▸ TASK DESCRIPTION:
Would you transcribe all of the data exactly, down to the last character?

Saved entries
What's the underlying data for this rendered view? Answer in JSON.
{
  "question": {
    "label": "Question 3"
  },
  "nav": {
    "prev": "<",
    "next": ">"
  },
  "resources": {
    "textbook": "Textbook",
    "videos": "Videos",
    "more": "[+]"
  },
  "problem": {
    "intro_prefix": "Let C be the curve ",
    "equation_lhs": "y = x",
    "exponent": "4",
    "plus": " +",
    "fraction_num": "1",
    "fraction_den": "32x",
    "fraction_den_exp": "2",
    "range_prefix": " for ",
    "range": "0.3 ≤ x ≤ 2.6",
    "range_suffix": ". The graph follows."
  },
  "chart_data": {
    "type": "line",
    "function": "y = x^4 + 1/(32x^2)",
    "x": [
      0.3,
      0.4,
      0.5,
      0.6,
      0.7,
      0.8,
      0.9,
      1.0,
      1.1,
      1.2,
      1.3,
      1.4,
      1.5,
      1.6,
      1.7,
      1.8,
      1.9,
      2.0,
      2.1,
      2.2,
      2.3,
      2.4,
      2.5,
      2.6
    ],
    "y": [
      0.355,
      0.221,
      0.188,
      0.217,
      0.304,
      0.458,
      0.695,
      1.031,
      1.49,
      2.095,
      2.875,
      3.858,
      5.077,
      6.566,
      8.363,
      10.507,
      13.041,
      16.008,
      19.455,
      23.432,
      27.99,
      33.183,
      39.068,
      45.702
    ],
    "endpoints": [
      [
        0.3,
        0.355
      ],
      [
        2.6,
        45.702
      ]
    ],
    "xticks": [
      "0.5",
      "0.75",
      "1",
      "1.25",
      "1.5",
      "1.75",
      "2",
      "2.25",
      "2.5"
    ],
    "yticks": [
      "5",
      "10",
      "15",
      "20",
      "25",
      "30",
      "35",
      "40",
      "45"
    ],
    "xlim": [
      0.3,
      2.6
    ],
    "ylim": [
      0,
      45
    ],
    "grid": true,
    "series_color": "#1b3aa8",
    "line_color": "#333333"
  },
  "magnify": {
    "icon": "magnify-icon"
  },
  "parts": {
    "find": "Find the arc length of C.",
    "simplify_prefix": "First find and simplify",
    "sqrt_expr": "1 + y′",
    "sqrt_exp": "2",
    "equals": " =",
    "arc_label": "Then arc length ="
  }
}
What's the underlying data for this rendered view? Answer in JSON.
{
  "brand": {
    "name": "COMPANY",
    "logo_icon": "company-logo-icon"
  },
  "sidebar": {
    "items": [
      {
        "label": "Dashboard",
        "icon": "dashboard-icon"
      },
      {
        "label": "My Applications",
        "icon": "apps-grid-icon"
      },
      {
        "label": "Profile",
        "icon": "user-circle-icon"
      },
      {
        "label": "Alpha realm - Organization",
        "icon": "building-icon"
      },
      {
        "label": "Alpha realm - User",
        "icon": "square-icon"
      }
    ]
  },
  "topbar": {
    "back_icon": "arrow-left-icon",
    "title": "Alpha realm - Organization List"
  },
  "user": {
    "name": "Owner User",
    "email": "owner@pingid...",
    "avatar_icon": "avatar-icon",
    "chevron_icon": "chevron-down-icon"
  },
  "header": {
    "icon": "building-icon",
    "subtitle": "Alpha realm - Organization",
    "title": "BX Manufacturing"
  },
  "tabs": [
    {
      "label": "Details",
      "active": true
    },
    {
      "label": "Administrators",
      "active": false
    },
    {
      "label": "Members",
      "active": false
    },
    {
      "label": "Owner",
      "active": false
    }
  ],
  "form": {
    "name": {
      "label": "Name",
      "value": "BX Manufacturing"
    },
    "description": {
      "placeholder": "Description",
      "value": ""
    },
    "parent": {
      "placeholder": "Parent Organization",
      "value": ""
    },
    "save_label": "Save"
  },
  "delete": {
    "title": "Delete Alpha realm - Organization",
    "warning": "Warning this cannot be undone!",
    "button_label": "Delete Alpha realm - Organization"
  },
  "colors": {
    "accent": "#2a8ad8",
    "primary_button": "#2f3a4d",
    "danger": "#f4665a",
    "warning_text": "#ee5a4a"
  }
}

▸ EXERCISE ANSWER:
What's the underlying data for this rendered view? Answer in JSON.
{
  "question": {
    "label": "Question 3"
  },
  "nav": {
    "prev": "<",
    "next": ">"
  },
  "resources": {
    "textbook": "Textbook",
    "videos": "Videos",
    "more": "[+]"
  },
  "problem": {
    "intro_prefix": "Let C be the curve ",
    "equation_lhs": "y = x",
    "exponent": "4",
    "plus": " +",
    "fraction_num": "1",
    "fraction_den": "32x",
    "fraction_den_exp": "2",
    "range_prefix": " for ",
    "range": "0.3 ≤ x ≤ 2.6",
    "range_suffix": ". The graph follows."
  },
  "chart_data": {
    "type": "line",
    "function": "y = x^4 + 1/(32x^2)",
    "x": [
      0.3,
      0.4,
      0.5,
      0.6,
      0.7,
      0.8,
      0.9,
      1.0,
      1.1,
      1.2,
      1.3,
      1.4,
      1.5,
      1.6,
      1.7,
      1.8,
      1.9,
      2.0,
      2.1,
      2.2,
      2.3,
      2.4,
      2.5,
      2.6
    ],
    "y": [
      0.355,
      0.221,
      0.188,
      0.217,
      0.304,
      0.458,
      0.695,
      1.031,
      1.49,
      2.095,
      2.875,
      3.858,
      5.077,
      6.566,
      8.363,
      10.507,
      13.041,
      16.008,
      19.455,
      23.432,
      27.99,
      33.183,
      39.068,
      45.702
    ],
    "endpoints": [
      [
        0.3,
        0.355
      ],
      [
        2.6,
        45.702
      ]
    ],
    "xticks": [
      "0.5",
      "0.75",
      "1",
      "1.25",
      "1.5",
      "1.75",
      "2",
      "2.25",
      "2.5"
    ],
    "yticks": [
      "5",
      "10",
      "15",
      "20",
      "25",
      "30",
      "35",
      "40",
      "45"
    ],
    "xlim": [
      0.3,
      2.6
    ],
    "ylim": [
      0,
      45
    ],
    "grid": true,
    "series_color": "#1b3aa8",
    "line_color": "#333333"
  },
  "magnify": {
    "icon": "magnify-icon"
  },
  "parts": {
    "find": "Find the arc length of C.",
    "simplify_prefix": "First find and simplify",
    "sqrt_expr": "1 + y′",
    "sqrt_exp": "2",
    "equals": " =",
    "arc_label": "Then arc length ="
  }
}
What's the underlying data for this rendered view? Answer in JSON.
{
  "brand": {
    "name": "COMPANY",
    "logo_icon": "company-logo-icon"
  },
  "sidebar": {
    "items": [
      {
        "label": "Dashboard",
        "icon": "dashboard-icon"
      },
      {
        "label": "My Applications",
        "icon": "apps-grid-icon"
      },
      {
        "label": "Profile",
        "icon": "user-circle-icon"
      },
      {
        "label": "Alpha realm - Organization",
        "icon": "building-icon"
      },
      {
        "label": "Alpha realm - User",
        "icon": "square-icon"
      }
    ]
  },
  "topbar": {
    "back_icon": "arrow-left-icon",
    "title": "Alpha realm - Organization List"
  },
  "user": {
    "name": "Owner User",
    "email": "owner@pingid...",
    "avatar_icon": "avatar-icon",
    "chevron_icon": "chevron-down-icon"
  },
  "header": {
    "icon": "building-icon",
    "subtitle": "Alpha realm - Organization",
    "title": "BX Manufacturing"
  },
  "tabs": [
    {
      "label": "Details",
      "active": true
    },
    {
      "label": "Administrators",
      "active": false
    },
    {
      "label": "Members",
      "active": false
    },
    {
      "label": "Owner",
      "active": false
    }
  ],
  "form": {
    "name": {
      "label": "Name",
      "value": "BX Manufacturing"
    },
    "description": {
      "placeholder": "Description",
      "value": ""
    },
    "parent": {
      "placeholder": "Parent Organization",
      "value": ""
    },
    "save_label": "Save"
  },
  "delete": {
    "title": "Delete Alpha realm - Organization",
    "warning": "Warning this cannot be undone!",
    "button_label": "Delete Alpha realm - Organization"
  },
  "colors": {
    "accent": "#2a8ad8",
    "primary_button": "#2f3a4d",
    "danger": "#f4665a",
    "warning_text": "#ee5a4a"
  }
}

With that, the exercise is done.